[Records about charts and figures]
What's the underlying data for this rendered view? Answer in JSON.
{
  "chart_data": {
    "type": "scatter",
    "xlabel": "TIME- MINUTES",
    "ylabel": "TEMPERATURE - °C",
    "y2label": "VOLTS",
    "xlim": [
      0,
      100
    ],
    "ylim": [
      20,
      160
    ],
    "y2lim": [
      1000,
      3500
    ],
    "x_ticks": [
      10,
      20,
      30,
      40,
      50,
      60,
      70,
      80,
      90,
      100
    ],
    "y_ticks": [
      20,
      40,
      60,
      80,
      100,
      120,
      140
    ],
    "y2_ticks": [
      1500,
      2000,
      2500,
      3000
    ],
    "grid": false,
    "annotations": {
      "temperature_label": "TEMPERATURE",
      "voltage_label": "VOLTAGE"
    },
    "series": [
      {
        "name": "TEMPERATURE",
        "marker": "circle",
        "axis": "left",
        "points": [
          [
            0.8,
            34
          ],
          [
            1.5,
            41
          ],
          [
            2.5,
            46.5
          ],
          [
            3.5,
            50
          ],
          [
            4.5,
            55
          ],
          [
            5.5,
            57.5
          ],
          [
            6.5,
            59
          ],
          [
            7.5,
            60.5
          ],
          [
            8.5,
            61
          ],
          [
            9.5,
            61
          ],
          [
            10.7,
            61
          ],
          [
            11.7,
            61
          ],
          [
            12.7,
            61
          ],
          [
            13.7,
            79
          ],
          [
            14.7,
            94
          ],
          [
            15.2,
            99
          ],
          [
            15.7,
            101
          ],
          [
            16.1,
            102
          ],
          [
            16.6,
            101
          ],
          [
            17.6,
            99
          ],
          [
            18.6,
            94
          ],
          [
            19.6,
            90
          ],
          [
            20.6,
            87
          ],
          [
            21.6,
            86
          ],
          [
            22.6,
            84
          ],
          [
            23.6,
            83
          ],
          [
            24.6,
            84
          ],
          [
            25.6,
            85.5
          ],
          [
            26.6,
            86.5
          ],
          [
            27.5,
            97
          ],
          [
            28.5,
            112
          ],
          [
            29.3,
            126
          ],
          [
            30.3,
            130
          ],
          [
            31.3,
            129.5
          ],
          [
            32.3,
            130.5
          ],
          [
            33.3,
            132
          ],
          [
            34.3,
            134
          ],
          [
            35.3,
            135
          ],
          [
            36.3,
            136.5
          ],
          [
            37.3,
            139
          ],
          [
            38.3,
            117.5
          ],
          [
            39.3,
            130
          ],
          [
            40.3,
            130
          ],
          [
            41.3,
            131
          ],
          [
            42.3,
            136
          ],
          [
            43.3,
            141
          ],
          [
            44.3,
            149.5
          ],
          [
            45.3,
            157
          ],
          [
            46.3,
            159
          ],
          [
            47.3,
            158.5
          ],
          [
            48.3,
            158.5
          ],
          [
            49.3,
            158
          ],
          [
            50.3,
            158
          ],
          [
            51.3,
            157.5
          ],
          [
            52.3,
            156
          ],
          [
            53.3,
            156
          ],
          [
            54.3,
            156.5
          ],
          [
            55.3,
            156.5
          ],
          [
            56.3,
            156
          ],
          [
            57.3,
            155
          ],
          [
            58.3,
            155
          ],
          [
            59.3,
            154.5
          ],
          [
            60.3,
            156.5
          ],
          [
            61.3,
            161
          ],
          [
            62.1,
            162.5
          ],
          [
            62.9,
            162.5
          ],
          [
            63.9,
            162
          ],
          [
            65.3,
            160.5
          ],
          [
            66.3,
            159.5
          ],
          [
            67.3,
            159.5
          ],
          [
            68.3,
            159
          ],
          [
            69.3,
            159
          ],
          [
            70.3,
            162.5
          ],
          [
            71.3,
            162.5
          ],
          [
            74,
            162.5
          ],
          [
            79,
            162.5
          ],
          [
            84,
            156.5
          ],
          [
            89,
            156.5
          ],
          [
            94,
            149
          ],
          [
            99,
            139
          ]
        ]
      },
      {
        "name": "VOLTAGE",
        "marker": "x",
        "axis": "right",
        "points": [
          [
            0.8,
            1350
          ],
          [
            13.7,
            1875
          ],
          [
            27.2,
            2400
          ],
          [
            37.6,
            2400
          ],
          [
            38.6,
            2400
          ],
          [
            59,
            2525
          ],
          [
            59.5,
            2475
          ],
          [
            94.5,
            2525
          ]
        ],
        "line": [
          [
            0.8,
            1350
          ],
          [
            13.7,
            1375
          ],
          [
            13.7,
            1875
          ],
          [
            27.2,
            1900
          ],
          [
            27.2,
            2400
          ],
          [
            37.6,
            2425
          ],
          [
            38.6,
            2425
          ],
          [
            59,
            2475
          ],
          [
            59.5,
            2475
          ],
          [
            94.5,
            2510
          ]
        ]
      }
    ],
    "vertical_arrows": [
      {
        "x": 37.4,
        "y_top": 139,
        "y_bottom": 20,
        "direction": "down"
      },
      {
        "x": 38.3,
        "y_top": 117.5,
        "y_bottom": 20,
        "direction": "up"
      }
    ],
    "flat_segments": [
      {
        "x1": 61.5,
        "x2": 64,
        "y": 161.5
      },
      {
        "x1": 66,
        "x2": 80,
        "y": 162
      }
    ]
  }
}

SHORT TASK:
Transcribe every record above exactly as it appears.

WRITTEN REPLY:
What's the underlying data for this rendered view? Answer in JSON.
{
  "chart_data": {
    "type": "scatter",
    "xlabel": "TIME- MINUTES",
    "ylabel": "TEMPERATURE - °C",
    "y2label": "VOLTS",
    "xlim": [
      0,
      100
    ],
    "ylim": [
      20,
      160
    ],
    "y2lim": [
      1000,
      3500
    ],
    "x_ticks": [
      10,
      20,
      30,
      40,
      50,
      60,
      70,
      80,
      90,
      100
    ],
    "y_ticks": [
      20,
      40,
      60,
      80,
      100,
      120,
      140
    ],
    "y2_ticks": [
      1500,
      2000,
      2500,
      3000
    ],
    "grid": false,
    "annotations": {
      "temperature_label": "TEMPERATURE",
      "voltage_label": "VOLTAGE"
    },
    "series": [
      {
        "name": "TEMPERATURE",
        "marker": "circle",
        "axis": "left",
        "points": [
          [
            0.8,
            34
          ],
          [
            1.5,
            41
          ],
          [
            2.5,
            46.5
          ],
          [
            3.5,
            50
          ],
          [
            4.5,
            55
          ],
          [
            5.5,
            57.5
          ],
          [
            6.5,
            59
          ],
          [
            7.5,
            60.5
          ],
          [
            8.5,
            61
          ],
          [
            9.5,
            61
          ],
          [
            10.7,
            61
          ],
          [
            11.7,
            61
          ],
          [
            12.7,
            61
          ],
          [
            13.7,
            79
          ],
          [
            14.7,
            94
          ],
          [
            15.2,
            99
          ],
          [
            15.7,
            101
          ],
          [
            16.1,
            102
          ],
          [
            16.6,
            101
          ],
          [
            17.6,
            99
          ],
          [
            18.6,
            94
          ],
          [
            19.6,
            90
          ],
          [
            20.6,
            87
          ],
          [
            21.6,
            86
          ],
          [
            22.6,
            84
          ],
          [
            23.6,
            83
          ],
          [
            24.6,
            84
          ],
          [
            25.6,
            85.5
          ],
          [
            26.6,
            86.5
          ],
          [
            27.5,
            97
          ],
          [
            28.5,
            112
          ],
          [
            29.3,
            126
          ],
          [
            30.3,
            130
          ],
          [
            31.3,
            129.5
          ],
          [
            32.3,
            130.5
          ],
          [
            33.3,
            132
          ],
          [
            34.3,
            134
          ],
          [
            35.3,
            135
          ],
          [
            36.3,
            136.5
          ],
          [
            37.3,
            139
          ],
          [
            38.3,
            117.5
          ],
          [
            39.3,
            130
          ],
          [
            40.3,
            130
          ],
          [
            41.3,
            131
          ],
          [
            42.3,
            136
          ],
          [
            43.3,
            141
          ],
          [
            44.3,
            149.5
          ],
          [
            45.3,
            157
          ],
          [
            46.3,
            159
          ],
          [
            47.3,
            158.5
          ],
          [
            48.3,
            158.5
          ],
          [
            49.3,
            158
          ],
          [
            50.3,
            158
          ],
          [
            51.3,
            157.5
          ],
          [
            52.3,
            156
          ],
          [
            53.3,
            156
          ],
          [
            54.3,
            156.5
          ],
          [
            55.3,
            156.5
          ],
          [
            56.3,
            156
          ],
          [
            57.3,
            155
          ],
          [
            58.3,
            155
          ],
          [
            59.3,
            154.5
          ],
          [
            60.3,
            156.5
          ],
          [
            61.3,
            161
          ],
          [
            62.1,
            162.5
          ],
          [
            62.9,
            162.5
          ],
          [
            63.9,
            162
          ],
          [
            65.3,
            160.5
          ],
          [
            66.3,
            159.5
          ],
          [
            67.3,
            159.5
          ],
          [
            68.3,
            159
          ],
          [
            69.3,
            159
          ],
          [
            70.3,
            162.5
          ],
          [
            71.3,
            162.5
          ],
          [
            74,
            162.5
          ],
          [
            79,
            162.5
          ],
          [
            84,
            156.5
          ],
          [
            89,
            156.5
          ],
          [
            94,
            149
          ],
          [
            99,
            139
          ]
        ]
      },
      {
        "name": "VOLTAGE",
        "marker": "x",
        "axis": "right",
        "points": [
          [
            0.8,
            1350
          ],
          [
            13.7,
            1875
          ],
          [
            27.2,
            2400
          ],
          [
            37.6,
            2400
          ],
          [
            38.6,
            2400
          ],
          [
            59,
            2525
          ],
          [
            59.5,
            2475
          ],
          [
            94.5,
            2525
          ]
        ],
        "line": [
          [
            0.8,
            1350
          ],
          [
            13.7,
            1375
          ],
          [
            13.7,
            1875
          ],
          [
            27.2,
            1900
          ],
          [
            27.2,
            2400
          ],
          [
            37.6,
            2425
          ],
          [
            38.6,
            2425
          ],
          [
            59,
            2475
          ],
          [
            59.5,
            2475
          ],
          [
            94.5,
            2510
          ]
        ]
      }
    ],
    "vertical_arrows": [
      {
        "x": 37.4,
        "y_top": 139,
        "y_bottom": 20,
        "direction": "down"
      },
      {
        "x": 38.3,
        "y_top": 117.5,
        "y_bottom": 20,
        "direction": "up"
      }
    ],
    "flat_segments": [
      {
        "x1": 61.5,
        "x2": 64,
        "y": 161.5
      },
      {
        "x1": 66,
        "x2": 80,
        "y": 162
      }
    ]
  }
}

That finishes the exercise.